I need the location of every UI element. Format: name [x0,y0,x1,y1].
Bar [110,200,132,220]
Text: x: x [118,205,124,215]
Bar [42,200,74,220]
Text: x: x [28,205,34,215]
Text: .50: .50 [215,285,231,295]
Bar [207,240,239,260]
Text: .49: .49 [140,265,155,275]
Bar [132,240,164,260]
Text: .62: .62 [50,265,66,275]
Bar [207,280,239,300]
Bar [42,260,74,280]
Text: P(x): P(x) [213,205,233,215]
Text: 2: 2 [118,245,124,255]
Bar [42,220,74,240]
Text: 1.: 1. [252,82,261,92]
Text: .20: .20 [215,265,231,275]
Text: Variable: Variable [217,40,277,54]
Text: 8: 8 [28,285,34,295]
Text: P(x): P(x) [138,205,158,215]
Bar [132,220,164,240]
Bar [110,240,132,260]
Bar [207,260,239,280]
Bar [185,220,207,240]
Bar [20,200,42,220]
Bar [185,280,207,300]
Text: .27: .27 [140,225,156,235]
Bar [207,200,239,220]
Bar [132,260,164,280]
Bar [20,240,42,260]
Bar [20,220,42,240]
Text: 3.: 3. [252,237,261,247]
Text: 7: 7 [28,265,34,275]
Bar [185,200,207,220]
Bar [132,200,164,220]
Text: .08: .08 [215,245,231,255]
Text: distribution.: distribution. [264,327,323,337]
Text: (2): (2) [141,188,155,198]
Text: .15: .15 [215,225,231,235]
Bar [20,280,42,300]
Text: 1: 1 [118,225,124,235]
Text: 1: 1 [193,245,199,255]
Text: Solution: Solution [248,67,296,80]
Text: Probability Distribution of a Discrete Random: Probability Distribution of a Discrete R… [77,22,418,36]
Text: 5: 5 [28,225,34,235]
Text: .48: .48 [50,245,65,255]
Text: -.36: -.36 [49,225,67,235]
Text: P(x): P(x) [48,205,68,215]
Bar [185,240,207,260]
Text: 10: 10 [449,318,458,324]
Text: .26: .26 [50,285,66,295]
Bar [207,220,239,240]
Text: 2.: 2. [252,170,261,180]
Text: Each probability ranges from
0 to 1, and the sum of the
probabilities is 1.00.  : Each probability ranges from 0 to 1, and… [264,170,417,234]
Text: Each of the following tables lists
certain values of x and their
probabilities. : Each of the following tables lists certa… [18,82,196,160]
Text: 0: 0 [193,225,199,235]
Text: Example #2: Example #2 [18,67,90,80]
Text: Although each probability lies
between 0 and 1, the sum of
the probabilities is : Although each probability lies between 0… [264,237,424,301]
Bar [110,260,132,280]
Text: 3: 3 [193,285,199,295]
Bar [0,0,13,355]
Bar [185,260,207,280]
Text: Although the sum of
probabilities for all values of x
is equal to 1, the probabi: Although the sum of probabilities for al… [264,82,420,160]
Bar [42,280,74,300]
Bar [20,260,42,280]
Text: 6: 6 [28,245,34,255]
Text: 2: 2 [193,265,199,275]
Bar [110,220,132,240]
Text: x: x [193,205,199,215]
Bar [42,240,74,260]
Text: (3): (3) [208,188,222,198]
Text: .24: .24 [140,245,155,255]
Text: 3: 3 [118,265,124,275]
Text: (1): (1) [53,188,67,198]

★ ★ ★ ★ ★ ★ ★

» **What the task asks**:
Rewrite every line of the rows above as a Markdown table with the columns Row No. and Content. Number the lines in order and leave out any blank ones.

» **Exercise answer**:
| Row No. | Content |
|---|---|
| 1 | I need the location of every UI element. Format: name [x0,y0,x1,y1]. |
| 2 | Bar [110,200,132,220] |
| 3 | Text: x: x [118,205,124,215] |
| 4 | Bar [42,200,74,220] |
| 5 | Text: x: x [28,205,34,215] |
| 6 | Text: .50: .50 [215,285,231,295] |
| 7 | Bar [207,240,239,260] |
| 8 | Text: .49: .49 [140,265,155,275] |
| 9 | Bar [132,240,164,260] |
| 10 | Text: .62: .62 [50,265,66,275] |
| 11 | Bar [207,280,239,300] |
| 12 | Bar [42,260,74,280] |
| 13 | Text: P(x): P(x) [213,205,233,215] |
| 14 | Text: 2: 2 [118,245,124,255] |
| 15 | Bar [42,220,74,240] |
| 16 | Text: 1.: 1. [252,82,261,92] |
| 17 | Text: .20: .20 [215,265,231,275] |
| 18 | Text: Variable: Variable [217,40,277,54] |
| 19 | Text: 8: 8 [28,285,34,295] |
| 20 | Text: P(x): P(x) [138,205,158,215] |
| 21 | Bar [132,220,164,240] |
| 22 | Bar [110,240,132,260] |
| 23 | Bar [207,260,239,280] |
| 24 | Bar [185,220,207,240] |
| 25 | Bar [20,200,42,220] |
| 26 | Bar [185,280,207,300] |
| 27 | Text: .27: .27 [140,225,156,235] |
| 28 | Bar [207,200,239,220] |
| 29 | Bar [132,260,164,280] |
| 30 | Bar [20,240,42,260] |
| 31 | Bar [20,220,42,240] |
| 32 | Text: 3.: 3. [252,237,261,247] |
| 33 | Text: 7: 7 [28,265,34,275] |
| 34 | Bar [185,200,207,220] |
| 35 | Bar [132,200,164,220] |
| 36 | Text: .08: .08 [215,245,231,255] |
| 37 | Text: distribution.: distribution. [264,327,323,337] |
| 38 | Text: (2): (2) [141,188,155,198] |
| 39 | Text: .15: .15 [215,225,231,235] |
| 40 | Bar [20,280,42,300] |
| 41 | Text: 1: 1 [118,225,124,235] |
| 42 | Text: 1: 1 [193,245,199,255] |
| 43 | Text: Solution: Solution [248,67,296,80] |
| 44 | Text: Probability Distribution of a Discrete Random: Probability Distribution of a Discrete R… [77,22,418,36] |
| 45 | Text: 5: 5 [28,225,34,235] |
| 46 | Text: .48: .48 [50,245,65,255] |
| 47 | Text: -.36: -.36 [49,225,67,235] |
| 48 | Text: P(x): P(x) [48,205,68,215] |
| 49 | Bar [185,240,207,260] |
| 50 | Text: 10: 10 [449,318,458,324] |
| 51 | Text: .26: .26 [50,285,66,295] |
| 52 | Bar [207,220,239,240] |
| 53 | Text: 2.: 2. [252,170,261,180] |
| 54 | Text: Each probability ranges from |
| 55 | 0 to 1, and the sum of the |
| 56 | probabilities is 1.00.  : Each probability ranges from 0 to 1, and… [264,170,417,234] |
| 57 | Text: Each of the following tables lists |
| 58 | certain values of x and their |
| 59 | probabilities. : Each of the following tables lists certa… [18,82,196,160] |
| 60 | Text: 0: 0 [193,225,199,235] |
| 61 | Text: Example #2: Example #2 [18,67,90,80] |
| 62 | Text: Although each probability lies |
| 63 | between 0 and 1, the sum of |
| 64 | the probabilities is : Although each probability lies between 0… [264,237,424,301] |
| 65 | Bar [110,260,132,280] |
| 66 | Text: 3: 3 [193,285,199,295] |
| 67 | Bar [0,0,13,355] |
| 68 | Bar [185,260,207,280] |
| 69 | Text: Although the sum of |
| 70 | probabilities for all values of x |
| 71 | is equal to 1, the probabi: Although the sum of probabilities for al… [264,82,420,160] |
| 72 | Bar [42,280,74,300] |
| 73 | Bar [20,260,42,280] |
| 74 | Text: 6: 6 [28,245,34,255] |
| 75 | Text: 2: 2 [193,265,199,275] |
| 76 | Bar [110,220,132,240] |
| 77 | Text: x: x [193,205,199,215] |
| 78 | Bar [42,240,74,260] |
| 79 | Text: (3): (3) [208,188,222,198] |
| 80 | Text: .24: .24 [140,245,155,255] |
| 81 | Text: 3: 3 [118,265,124,275] |
| 82 | Text: (1): (1) [53,188,67,198] |